_Exercise inputs_
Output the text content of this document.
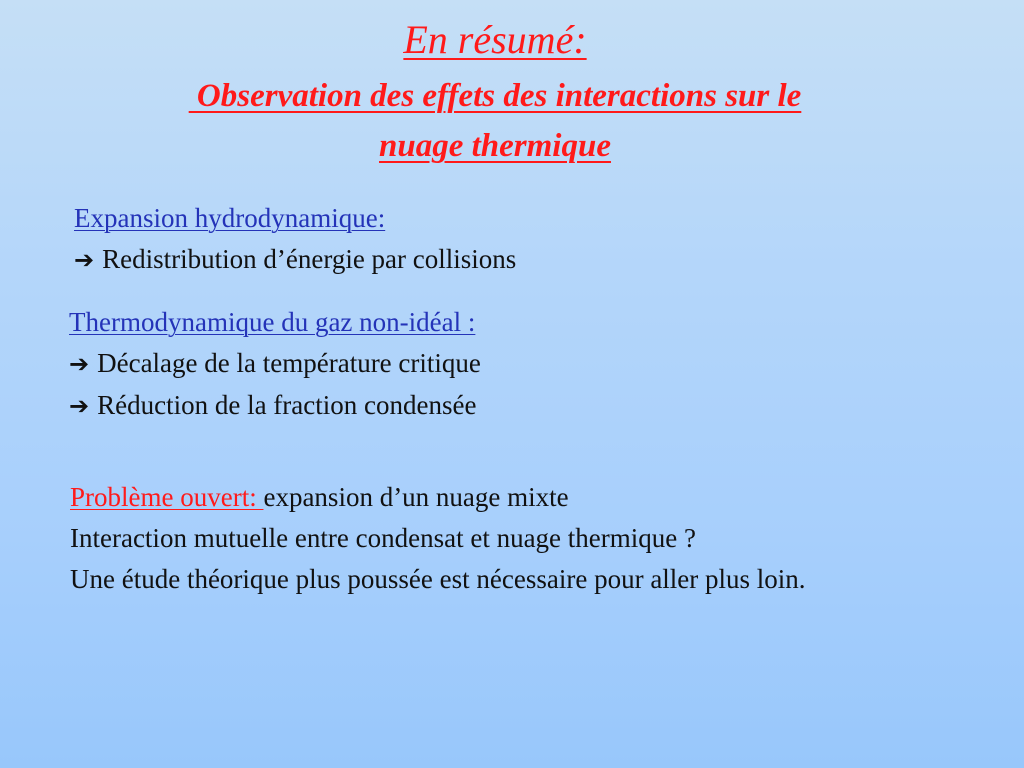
En résumé:
Observation des effets des interactions sur le
nuage thermique
Expansion hydrodynamique:
➔ Redistribution d’énergie par collisions
Thermodynamique du gaz non-idéal :
➔ Décalage de la température critique
➔ Réduction de la fraction condensée
Problème ouvert: expansion d’un nuage mixte
Interaction mutuelle entre condensat et nuage thermique ?
Une étude théorique plus poussée est nécessaire pour aller plus loin.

_Exercise objective_
Copy every record above exactly, leaving out the pictures.

_Exercise response_
Output the text content of this document.
En résumé:
Observation des effets des interactions sur le
nuage thermique
Expansion hydrodynamique:
➔ Redistribution d’énergie par collisions
Thermodynamique du gaz non-idéal :
➔ Décalage de la température critique
➔ Réduction de la fraction condensée
Problème ouvert: expansion d’un nuage mixte
Interaction mutuelle entre condensat et nuage thermique ?
Une étude théorique plus poussée est nécessaire pour aller plus loin.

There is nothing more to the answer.